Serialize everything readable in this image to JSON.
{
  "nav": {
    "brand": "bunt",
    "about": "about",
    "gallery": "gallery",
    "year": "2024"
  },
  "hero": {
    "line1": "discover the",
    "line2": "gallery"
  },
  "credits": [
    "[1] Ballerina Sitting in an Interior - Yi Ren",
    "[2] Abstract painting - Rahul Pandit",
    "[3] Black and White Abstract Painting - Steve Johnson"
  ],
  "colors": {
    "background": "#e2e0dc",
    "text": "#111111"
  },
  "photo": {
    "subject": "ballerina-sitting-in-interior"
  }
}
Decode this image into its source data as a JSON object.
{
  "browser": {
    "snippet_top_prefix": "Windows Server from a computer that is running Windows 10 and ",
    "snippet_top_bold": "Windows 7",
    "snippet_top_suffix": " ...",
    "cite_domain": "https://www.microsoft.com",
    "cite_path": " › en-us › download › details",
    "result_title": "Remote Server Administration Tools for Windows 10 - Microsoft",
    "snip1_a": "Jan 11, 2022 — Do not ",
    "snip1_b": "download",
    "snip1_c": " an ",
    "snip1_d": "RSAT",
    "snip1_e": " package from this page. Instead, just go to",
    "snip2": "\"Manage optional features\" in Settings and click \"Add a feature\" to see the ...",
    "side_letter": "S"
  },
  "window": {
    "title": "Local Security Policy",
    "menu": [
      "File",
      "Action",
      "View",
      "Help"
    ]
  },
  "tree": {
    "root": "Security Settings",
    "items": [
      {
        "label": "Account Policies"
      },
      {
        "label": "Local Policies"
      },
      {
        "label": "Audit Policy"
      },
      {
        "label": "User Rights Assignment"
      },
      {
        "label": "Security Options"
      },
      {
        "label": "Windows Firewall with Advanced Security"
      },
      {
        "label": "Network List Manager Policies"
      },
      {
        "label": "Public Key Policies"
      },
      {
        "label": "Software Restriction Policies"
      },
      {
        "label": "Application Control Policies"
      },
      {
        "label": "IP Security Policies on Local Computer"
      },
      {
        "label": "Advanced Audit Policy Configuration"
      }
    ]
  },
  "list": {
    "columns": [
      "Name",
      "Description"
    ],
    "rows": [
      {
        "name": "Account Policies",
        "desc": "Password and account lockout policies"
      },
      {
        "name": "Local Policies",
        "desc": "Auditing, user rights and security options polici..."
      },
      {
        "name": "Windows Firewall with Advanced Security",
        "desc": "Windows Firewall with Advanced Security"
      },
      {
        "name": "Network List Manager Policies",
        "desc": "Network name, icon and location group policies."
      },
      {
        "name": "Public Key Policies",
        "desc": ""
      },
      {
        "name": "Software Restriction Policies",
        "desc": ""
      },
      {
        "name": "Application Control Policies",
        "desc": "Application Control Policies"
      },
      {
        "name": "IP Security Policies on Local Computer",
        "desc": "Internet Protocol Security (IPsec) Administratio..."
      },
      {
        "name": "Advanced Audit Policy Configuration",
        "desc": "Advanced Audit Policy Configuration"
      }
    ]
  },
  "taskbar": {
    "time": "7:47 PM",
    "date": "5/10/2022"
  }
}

★ ★ ★

Copy each line of the listing that contains the string "Restriction".

* [Result of the task]:
        "label": "Software Restriction Policies"
        "name": "Software Restriction Policies",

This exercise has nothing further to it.